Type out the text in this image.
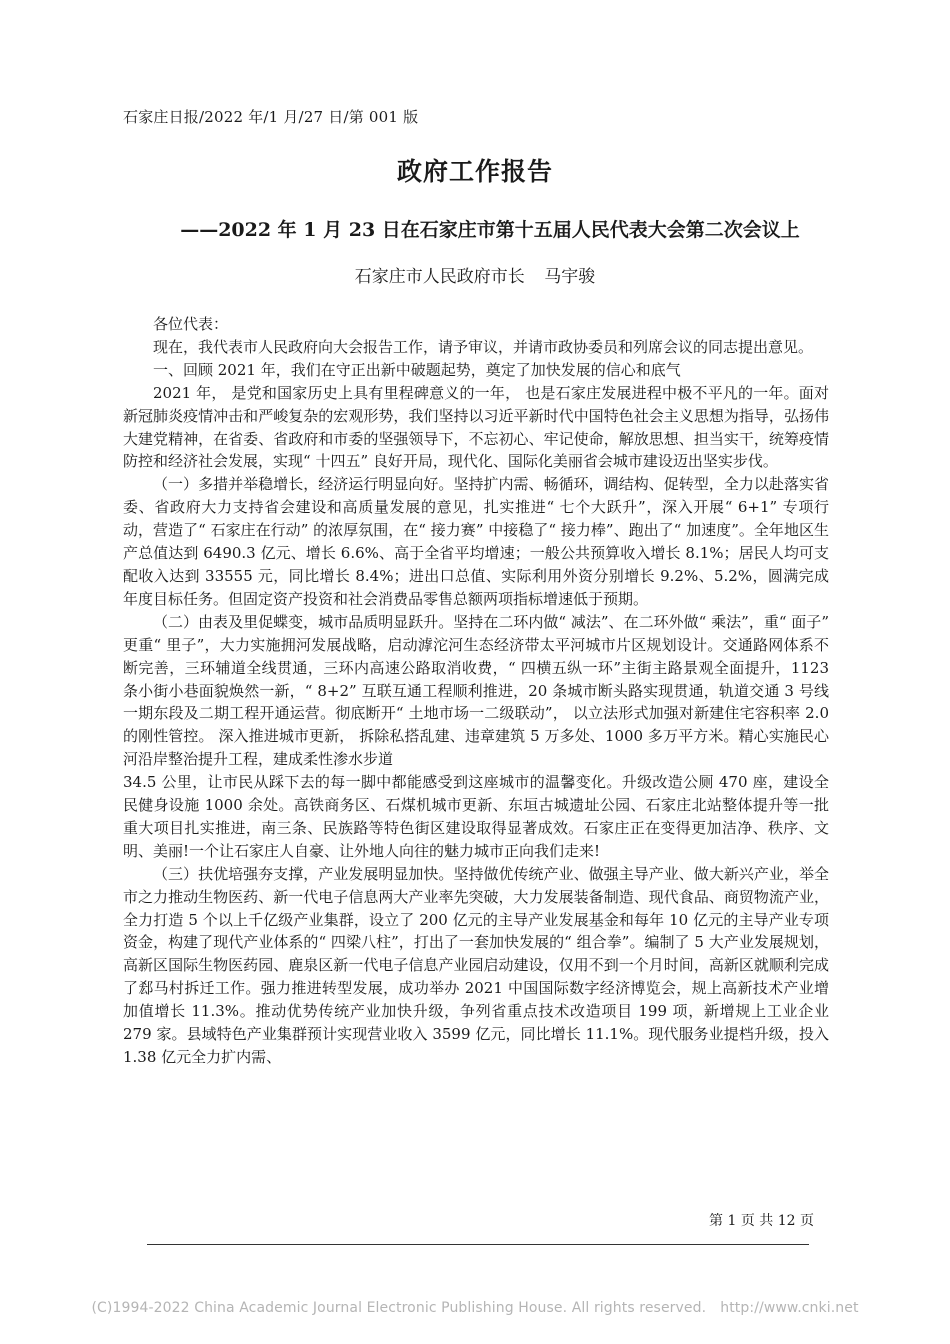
石家庄日报/2022 年/1 月/27 日/第 001 版
政府工作报告
——2022 年 1 月 23 日在石家庄市第十五届人民代表大会第二次会议上
石家庄市人民政府市长 马宇骏

各位代表：

现在，我代表市人民政府向大会报告工作，请予审议，并请市政协委员和列席会议的同志提出意见。

一、回顾 2021 年，我们在守正出新中破题起势，奠定了加快发展的信心和底气

2021 年， 是党和国家历史上具有里程碑意义的一年， 也是石家庄发展进程中极不平凡的一年。面对新冠肺炎疫情冲击和严峻复杂的宏观形势，我们坚持以习近平新时代中国特色社会主义思想为指导，弘扬伟大建党精神，在省委、省政府和市委的坚强领导下，不忘初心、牢记使命，解放思想、担当实干，统筹疫情防控和经济社会发展，实现“ 十四五” 良好开局，现代化、国际化美丽省会城市建设迈出坚实步伐。

（一）多措并举稳增长，经济运行明显向好。坚持扩内需、畅循环，调结构、促转型，全力以赴落实省委、省政府大力支持省会建设和高质量发展的意见，扎实推进“ 七个大跃升”，深入开展“ 6+1” 专项行动，营造了“ 石家庄在行动” 的浓厚氛围，在“ 接力赛” 中接稳了“ 接力棒”、跑出了“ 加速度”。全年地区生产总值达到 6490.3 亿元、增长 6.6%、高于全省平均增速；一般公共预算收入增长 8.1%；居民人均可支配收入达到 33555 元，同比增长 8.4%；进出口总值、实际利用外资分别增长 9.2%、5.2%，圆满完成年度目标任务。但固定资产投资和社会消费品零售总额两项指标增速低于预期。

（二）由表及里促蝶变，城市品质明显跃升。坚持在二环内做“ 减法”、在二环外做“ 乘法”，重“ 面子” 更重“ 里子”，大力实施拥河发展战略，启动滹沱河生态经济带太平河城市片区规划设计。交通路网体系不断完善，三环辅道全线贯通，三环内高速公路取消收费，“ 四横五纵一环”主街主路景观全面提升，1123 条小街小巷面貌焕然一新，“ 8+2” 互联互通工程顺利推进，20 条城市断头路实现贯通，轨道交通 3 号线一期东段及二期工程开通运营。彻底断开“ 土地市场一二级联动”， 以立法形式加强对新建住宅容积率 2.0 的刚性管控。 深入推进城市更新， 拆除私搭乱建、违章建筑 5 万多处、1000 多万平方米。精心实施民心河沿岸整治提升工程，建成柔性渗水步道

34.5 公里，让市民从踩下去的每一脚中都能感受到这座城市的温馨变化。升级改造公厕 470 座，建设全民健身设施 1000 余处。高铁商务区、石煤机城市更新、东垣古城遗址公园、石家庄北站整体提升等一批重大项目扎实推进，南三条、民族路等特色街区建设取得显著成效。石家庄正在变得更加洁净、秩序、文明、美丽!一个让石家庄人自豪、让外地人向往的魅力城市正向我们走来!

（三）扶优培强夯支撑，产业发展明显加快。坚持做优传统产业、做强主导产业、做大新兴产业，举全市之力推动生物医药、新一代电子信息两大产业率先突破，大力发展装备制造、现代食品、商贸物流产业，全力打造 5 个以上千亿级产业集群，设立了 200 亿元的主导产业发展基金和每年 10 亿元的主导产业专项资金，构建了现代产业体系的“ 四梁八柱”，打出了一套加快发展的“ 组合拳”。编制了 5 大产业发展规划，高新区国际生物医药园、鹿泉区新一代电子信息产业园启动建设，仅用不到一个月时间，高新区就顺利完成了郄马村拆迁工作。强力推进转型发展，成功举办 2021 中国国际数字经济博览会，规上高新技术产业增加值增长 11.3%。推动优势传统产业加快升级，争列省重点技术改造项目 199 项，新增规上工业企业 279 家。县域特色产业集群预计实现营业收入 3599 亿元，同比增长 11.1%。现代服务业提档升级，投入 1.38 亿元全力扩内需、

第 1 页 共 12 页
(C)1994-2022 China Academic Journal Electronic Publishing House. All rights reserved.　http://www.cnki.net
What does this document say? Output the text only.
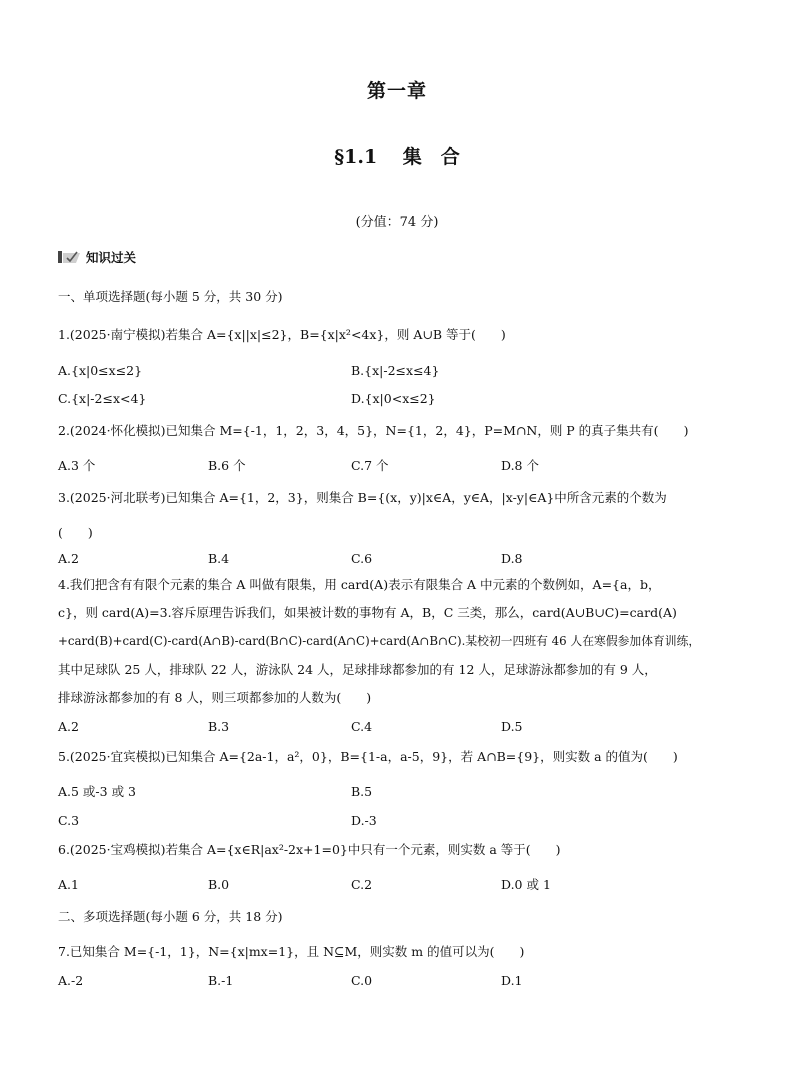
第一章
§1.1　 集　合
(分值：74 分)
知识过关
一、单项选择题(每小题 5 分，共 30 分)
1.(2025·南宁模拟)若集合 A={x||x|≤2}，B={x|x²<4x}，则 A∪B 等于(　　)
A.{x|0≤x≤2}	B.{x|-2≤x≤4}
C.{x|-2≤x<4}	D.{x|0<x≤2}
2.(2024·怀化模拟)已知集合 M={-1，1，2，3，4，5}，N={1，2，4}，P=M∩N，则 P 的真子集共有(　　)
A.3 个	B.6 个	C.7 个	D.8 个
3.(2025·河北联考)已知集合 A={1，2，3}，则集合 B={(x，y)|x∈A，y∈A，|x-y|∈A}中所含元素的个数为
(　　)
A.2	B.4	C.6	D.8
4.我们把含有有限个元素的集合 A 叫做有限集，用 card(A)表示有限集合 A 中元素的个数例如，A={a，b，
c}，则 card(A)=3.容斥原理告诉我们，如果被计数的事物有 A，B，C 三类，那么，card(A∪B∪C)=card(A)
+card(B)+card(C)-card(A∩B)-card(B∩C)-card(A∩C)+card(A∩B∩C).某校初一四班有 46 人在寒假参加体育训练，
其中足球队 25 人，排球队 22 人，游泳队 24 人，足球排球都参加的有 12 人，足球游泳都参加的有 9 人，
排球游泳都参加的有 8 人，则三项都参加的人数为(　　)
A.2	B.3	C.4	D.5
5.(2025·宜宾模拟)已知集合 A={2a-1，a²，0}，B={1-a，a-5，9}，若 A∩B={9}，则实数 a 的值为(　　)
A.5 或-3 或 3	B.5
C.3	D.-3
6.(2025·宝鸡模拟)若集合 A={x∈R|ax²-2x+1=0}中只有一个元素，则实数 a 等于(　　)
A.1	B.0	C.2	D.0 或 1
二、多项选择题(每小题 6 分，共 18 分)
7.已知集合 M={-1，1}，N={x|mx=1}，且 N⊆M，则实数 m 的值可以为(　　)
A.-2	B.-1	C.0	D.1
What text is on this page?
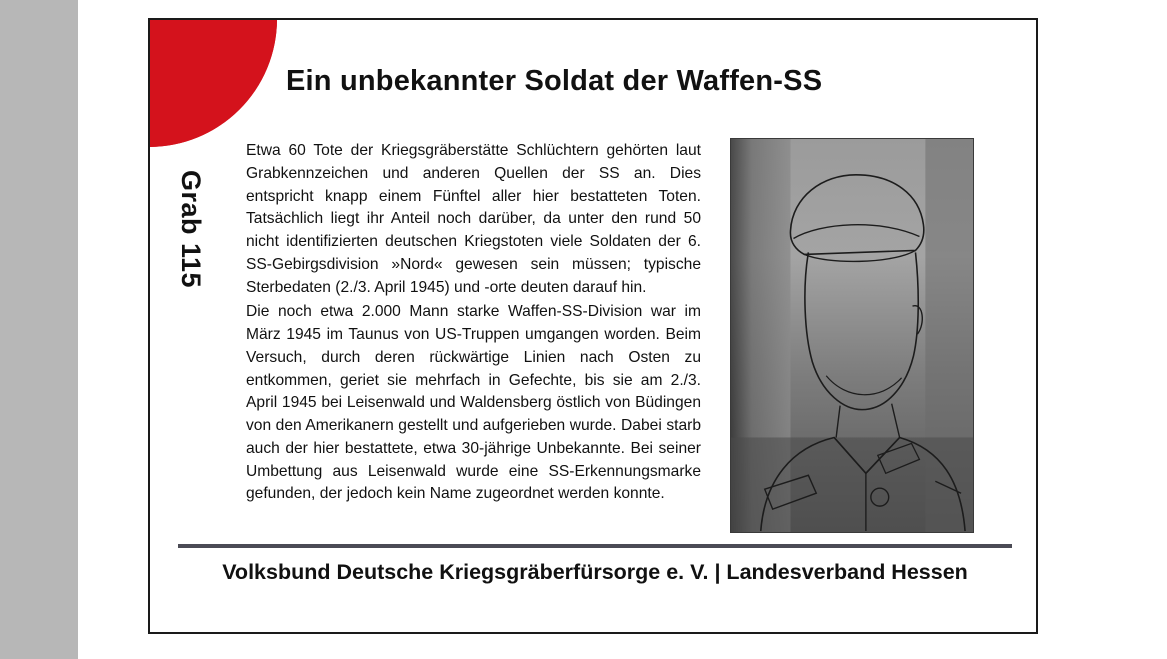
Ein unbekannter Soldat der Waffen-SS
Grab 115

Etwa 60 Tote der Kriegsgräberstätte Schlüchtern gehörten laut Grabkennzeichen und anderen Quellen der SS an. Dies entspricht knapp einem Fünftel aller hier bestatteten Toten. Tatsächlich liegt ihr Anteil noch darüber, da unter den rund 50 nicht identifizierten deutschen Kriegstoten viele Soldaten der 6. SS-Gebirgsdivision »Nord« gewesen sein müssen; typische Sterbedaten (2./3. April 1945) und -orte deuten darauf hin.

Die noch etwa 2.000 Mann starke Waffen-SS-Division war im März 1945 im Taunus von US-Truppen umgangen worden. Beim Versuch, durch deren rückwärtige Linien nach Osten zu entkommen, geriet sie mehrfach in Gefechte, bis sie am 2./3. April 1945 bei Leisenwald und Waldensberg östlich von Büdingen von den Amerikanern gestellt und aufgerieben wurde. Dabei starb auch der hier bestattete, etwa 30-jährige Unbekannte. Bei seiner Umbettung aus Leisenwald wurde eine SS-Erkennungsmarke gefunden, der jedoch kein Name zugeordnet werden konnte.

Volksbund Deutsche Kriegsgräberfürsorge e. V. | Landesverband Hessen
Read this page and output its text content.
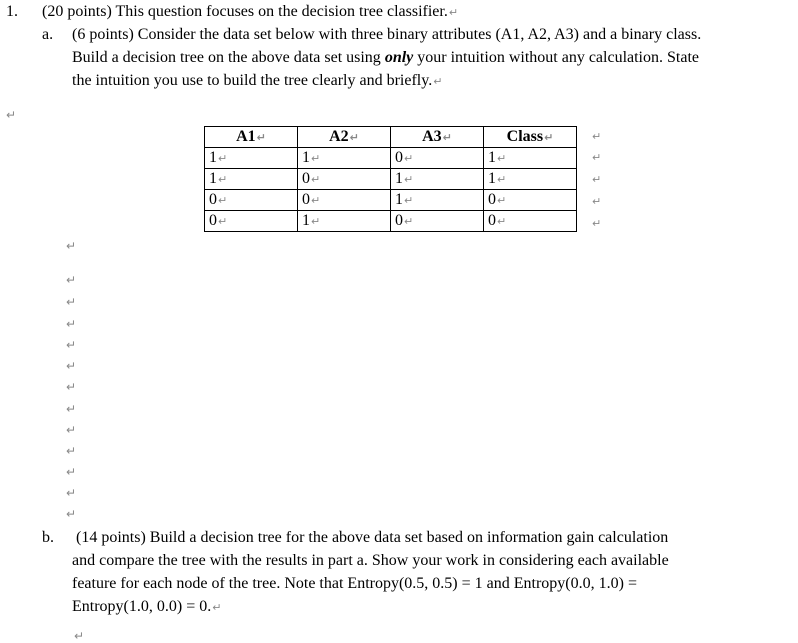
1. (20 points) This question focuses on the decision tree classifier.↵
a. (6 points) Consider the data set below with three binary attributes (A1, A2, A3) and a binary class.
Build a decision tree on the above data set using only your intuition without any calculation. State
the intuition you use to build the tree clearly and briefly.↵
↵
A1↵	A2↵	A3↵	Class↵
1↵	1↵	0↵	1↵
1↵	0↵	1↵	1↵
0↵	0↵	1↵	0↵
0↵	1↵	0↵	0↵
↵
↵
↵
↵
↵
↵
↵
↵
↵
↵
↵
↵
↵
↵
↵
↵
↵
↵
b. (14 points) Build a decision tree for the above data set based on information gain calculation
and compare the tree with the results in part a. Show your work in considering each available
feature for each node of the tree. Note that Entropy(0.5, 0.5) = 1 and Entropy(0.0, 1.0) =
Entropy(1.0, 0.0) = 0.↵
↵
* * *
Exercise: Give back word for word the lines from the one containing "Read this page and output its text content." through the final line of the data above. Pictures are to be left out.

Problem solution:
Read this page and output its text content.
1. (20 points) This question focuses on the decision tree classifier.↵
a. (6 points) Consider the data set below with three binary attributes (A1, A2, A3) and a binary class.
Build a decision tree on the above data set using only your intuition without any calculation. State
the intuition you use to build the tree clearly and briefly.↵
↵
A1↵	A2↵	A3↵	Class↵
1↵	1↵	0↵	1↵
1↵	0↵	1↵	1↵
0↵	0↵	1↵	0↵
0↵	1↵	0↵	0↵
↵
↵
↵
↵
↵
↵
↵
↵
↵
↵
↵
↵
↵
↵
↵
↵
↵
↵
b. (14 points) Build a decision tree for the above data set based on information gain calculation
and compare the tree with the results in part a. Show your work in considering each available
feature for each node of the tree. Note that Entropy(0.5, 0.5) = 1 and Entropy(0.0, 1.0) =
Entropy(1.0, 0.0) = 0.↵
↵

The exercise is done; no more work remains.